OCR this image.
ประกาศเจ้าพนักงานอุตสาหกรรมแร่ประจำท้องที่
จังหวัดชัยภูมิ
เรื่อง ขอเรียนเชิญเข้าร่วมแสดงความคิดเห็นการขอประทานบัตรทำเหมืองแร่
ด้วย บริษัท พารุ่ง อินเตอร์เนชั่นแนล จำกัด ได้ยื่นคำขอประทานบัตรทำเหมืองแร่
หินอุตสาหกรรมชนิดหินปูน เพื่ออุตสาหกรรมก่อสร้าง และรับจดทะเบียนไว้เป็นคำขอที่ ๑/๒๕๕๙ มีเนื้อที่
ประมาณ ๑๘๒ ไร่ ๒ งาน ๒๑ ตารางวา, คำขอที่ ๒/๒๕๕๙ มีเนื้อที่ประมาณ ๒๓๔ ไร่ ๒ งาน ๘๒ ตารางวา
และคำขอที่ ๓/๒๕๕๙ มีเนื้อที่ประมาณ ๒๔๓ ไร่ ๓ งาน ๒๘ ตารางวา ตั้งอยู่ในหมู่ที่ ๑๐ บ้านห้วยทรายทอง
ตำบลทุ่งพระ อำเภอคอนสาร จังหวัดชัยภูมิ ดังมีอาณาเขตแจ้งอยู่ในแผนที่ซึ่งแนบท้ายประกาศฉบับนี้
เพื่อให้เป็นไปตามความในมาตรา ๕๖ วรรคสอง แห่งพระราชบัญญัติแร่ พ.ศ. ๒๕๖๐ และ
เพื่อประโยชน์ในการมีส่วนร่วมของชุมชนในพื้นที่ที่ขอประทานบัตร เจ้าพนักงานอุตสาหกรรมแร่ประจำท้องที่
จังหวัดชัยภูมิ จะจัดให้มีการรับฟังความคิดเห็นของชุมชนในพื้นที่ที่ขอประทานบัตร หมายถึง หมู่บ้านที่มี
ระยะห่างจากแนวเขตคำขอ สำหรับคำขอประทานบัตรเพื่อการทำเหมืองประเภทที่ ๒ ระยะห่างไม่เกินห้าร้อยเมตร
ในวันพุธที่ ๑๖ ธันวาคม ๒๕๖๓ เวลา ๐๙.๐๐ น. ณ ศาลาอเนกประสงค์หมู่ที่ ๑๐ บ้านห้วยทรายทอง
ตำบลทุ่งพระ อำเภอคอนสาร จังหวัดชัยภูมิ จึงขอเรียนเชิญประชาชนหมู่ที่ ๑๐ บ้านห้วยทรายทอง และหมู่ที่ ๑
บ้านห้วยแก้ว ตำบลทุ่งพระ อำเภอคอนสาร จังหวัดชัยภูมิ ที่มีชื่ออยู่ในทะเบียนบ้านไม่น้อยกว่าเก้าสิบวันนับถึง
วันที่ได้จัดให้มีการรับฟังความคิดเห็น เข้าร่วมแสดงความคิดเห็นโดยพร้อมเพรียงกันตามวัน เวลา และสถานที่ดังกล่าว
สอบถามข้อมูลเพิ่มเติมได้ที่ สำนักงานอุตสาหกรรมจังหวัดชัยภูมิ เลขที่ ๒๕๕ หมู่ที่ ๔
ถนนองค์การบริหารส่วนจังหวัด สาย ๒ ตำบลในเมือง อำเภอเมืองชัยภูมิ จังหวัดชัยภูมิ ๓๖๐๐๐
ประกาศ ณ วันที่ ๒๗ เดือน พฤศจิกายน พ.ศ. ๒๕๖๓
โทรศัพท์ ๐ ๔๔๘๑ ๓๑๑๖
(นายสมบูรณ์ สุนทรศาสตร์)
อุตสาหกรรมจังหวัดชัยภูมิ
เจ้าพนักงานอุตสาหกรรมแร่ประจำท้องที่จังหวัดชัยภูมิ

▸ **WHAT TO DO**: Check each line above for the word "ตารางวา" and give the number of lines that have it, nothing else.

▸ **CORRECT OUTPUT**: 2